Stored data
········

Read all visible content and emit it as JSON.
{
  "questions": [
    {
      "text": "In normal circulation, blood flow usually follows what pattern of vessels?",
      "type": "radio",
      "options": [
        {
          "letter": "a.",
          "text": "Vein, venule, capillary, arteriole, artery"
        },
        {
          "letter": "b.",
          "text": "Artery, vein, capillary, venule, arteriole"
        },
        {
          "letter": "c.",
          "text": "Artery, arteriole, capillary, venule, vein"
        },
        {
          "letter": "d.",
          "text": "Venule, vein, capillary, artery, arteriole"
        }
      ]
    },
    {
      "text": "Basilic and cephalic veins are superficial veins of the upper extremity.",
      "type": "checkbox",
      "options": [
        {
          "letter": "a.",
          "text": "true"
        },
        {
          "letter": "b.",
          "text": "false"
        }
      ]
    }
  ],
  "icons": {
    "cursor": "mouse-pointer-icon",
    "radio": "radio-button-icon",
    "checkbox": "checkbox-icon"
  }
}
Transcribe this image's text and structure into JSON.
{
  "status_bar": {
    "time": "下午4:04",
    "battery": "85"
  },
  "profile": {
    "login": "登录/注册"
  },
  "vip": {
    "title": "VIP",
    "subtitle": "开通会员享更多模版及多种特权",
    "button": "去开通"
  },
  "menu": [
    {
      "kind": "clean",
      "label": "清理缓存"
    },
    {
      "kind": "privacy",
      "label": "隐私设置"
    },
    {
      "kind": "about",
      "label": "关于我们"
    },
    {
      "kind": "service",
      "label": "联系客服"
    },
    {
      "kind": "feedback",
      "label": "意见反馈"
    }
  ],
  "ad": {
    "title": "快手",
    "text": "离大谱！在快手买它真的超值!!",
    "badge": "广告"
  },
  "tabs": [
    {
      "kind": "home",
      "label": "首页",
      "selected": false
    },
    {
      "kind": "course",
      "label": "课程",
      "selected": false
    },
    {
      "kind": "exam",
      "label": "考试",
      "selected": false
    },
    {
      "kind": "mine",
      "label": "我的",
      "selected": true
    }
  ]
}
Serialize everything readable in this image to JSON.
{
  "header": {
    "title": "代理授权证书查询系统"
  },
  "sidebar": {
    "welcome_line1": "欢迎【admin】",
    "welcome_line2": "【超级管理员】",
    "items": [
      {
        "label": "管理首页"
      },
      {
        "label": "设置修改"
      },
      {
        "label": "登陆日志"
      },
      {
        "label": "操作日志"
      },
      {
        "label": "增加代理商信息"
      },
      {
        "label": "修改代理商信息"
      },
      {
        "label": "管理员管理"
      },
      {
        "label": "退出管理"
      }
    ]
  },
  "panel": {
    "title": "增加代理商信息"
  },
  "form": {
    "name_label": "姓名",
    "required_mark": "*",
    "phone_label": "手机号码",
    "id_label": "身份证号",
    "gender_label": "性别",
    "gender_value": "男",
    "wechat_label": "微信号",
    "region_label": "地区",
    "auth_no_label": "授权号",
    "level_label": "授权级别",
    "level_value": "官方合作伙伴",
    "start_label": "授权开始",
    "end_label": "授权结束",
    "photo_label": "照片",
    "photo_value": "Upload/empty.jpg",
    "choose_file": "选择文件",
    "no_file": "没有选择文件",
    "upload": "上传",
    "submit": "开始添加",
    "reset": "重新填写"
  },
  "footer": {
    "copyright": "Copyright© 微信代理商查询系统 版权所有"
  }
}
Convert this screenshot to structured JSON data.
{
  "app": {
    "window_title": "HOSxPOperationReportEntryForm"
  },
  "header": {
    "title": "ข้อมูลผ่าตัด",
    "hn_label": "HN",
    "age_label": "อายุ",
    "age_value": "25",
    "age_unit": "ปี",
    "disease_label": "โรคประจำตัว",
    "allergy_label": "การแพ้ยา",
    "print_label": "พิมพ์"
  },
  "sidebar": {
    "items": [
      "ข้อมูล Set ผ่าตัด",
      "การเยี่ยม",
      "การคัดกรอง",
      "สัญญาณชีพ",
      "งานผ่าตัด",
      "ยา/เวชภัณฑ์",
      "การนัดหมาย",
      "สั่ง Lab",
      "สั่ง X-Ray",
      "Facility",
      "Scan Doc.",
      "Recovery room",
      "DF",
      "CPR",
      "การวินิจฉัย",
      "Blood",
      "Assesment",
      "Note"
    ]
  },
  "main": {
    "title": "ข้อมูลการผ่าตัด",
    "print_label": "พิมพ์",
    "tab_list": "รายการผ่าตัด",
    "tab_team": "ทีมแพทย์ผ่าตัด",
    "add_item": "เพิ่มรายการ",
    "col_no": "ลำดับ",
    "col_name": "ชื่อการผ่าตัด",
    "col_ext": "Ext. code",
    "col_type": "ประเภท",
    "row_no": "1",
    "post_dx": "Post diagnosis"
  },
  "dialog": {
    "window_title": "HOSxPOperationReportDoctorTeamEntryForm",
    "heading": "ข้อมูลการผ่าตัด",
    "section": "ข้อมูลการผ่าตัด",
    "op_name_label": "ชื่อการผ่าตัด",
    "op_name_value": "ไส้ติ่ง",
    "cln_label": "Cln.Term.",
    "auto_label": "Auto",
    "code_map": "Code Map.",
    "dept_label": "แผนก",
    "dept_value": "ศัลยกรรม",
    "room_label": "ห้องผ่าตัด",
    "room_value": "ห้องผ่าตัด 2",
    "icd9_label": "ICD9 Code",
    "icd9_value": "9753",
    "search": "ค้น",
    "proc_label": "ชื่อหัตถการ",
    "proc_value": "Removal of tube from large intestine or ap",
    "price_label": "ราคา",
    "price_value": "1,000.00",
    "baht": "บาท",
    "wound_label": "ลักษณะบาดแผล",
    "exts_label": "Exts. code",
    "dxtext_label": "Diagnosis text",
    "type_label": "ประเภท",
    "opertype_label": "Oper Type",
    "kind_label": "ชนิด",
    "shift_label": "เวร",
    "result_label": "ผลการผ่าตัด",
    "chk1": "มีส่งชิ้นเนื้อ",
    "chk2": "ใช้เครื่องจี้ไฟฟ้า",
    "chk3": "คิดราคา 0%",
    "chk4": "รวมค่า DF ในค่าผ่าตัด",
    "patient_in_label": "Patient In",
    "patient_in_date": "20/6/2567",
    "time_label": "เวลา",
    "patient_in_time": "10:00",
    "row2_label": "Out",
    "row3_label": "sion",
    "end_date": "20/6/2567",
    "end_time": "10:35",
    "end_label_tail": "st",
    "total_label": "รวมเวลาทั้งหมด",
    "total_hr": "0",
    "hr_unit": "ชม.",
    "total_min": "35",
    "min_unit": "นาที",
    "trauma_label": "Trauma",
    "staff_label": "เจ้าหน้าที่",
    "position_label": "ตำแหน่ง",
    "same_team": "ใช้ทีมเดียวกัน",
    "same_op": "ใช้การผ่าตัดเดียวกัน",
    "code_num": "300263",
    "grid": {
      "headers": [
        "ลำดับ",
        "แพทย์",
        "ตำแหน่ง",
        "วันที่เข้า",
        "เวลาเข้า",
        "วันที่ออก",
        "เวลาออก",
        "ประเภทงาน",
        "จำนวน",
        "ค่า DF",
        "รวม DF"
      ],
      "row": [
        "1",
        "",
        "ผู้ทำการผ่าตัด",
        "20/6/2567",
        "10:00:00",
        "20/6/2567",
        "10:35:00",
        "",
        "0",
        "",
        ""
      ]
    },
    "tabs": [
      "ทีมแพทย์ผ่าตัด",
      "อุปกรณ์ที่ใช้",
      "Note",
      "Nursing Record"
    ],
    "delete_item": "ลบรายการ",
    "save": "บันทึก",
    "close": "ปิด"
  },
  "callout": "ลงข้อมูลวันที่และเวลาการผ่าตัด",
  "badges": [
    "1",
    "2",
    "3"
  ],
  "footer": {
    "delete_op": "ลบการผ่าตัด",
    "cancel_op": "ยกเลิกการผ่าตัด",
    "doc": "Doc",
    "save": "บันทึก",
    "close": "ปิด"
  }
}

········

▶ _Description of the task_:
Isolate the lines that hold the word "image" and copy all of them.

▶ _Answer to the problem_:
Transcribe this image's text and structure into JSON.
Serialize everything readable in this image to JSON.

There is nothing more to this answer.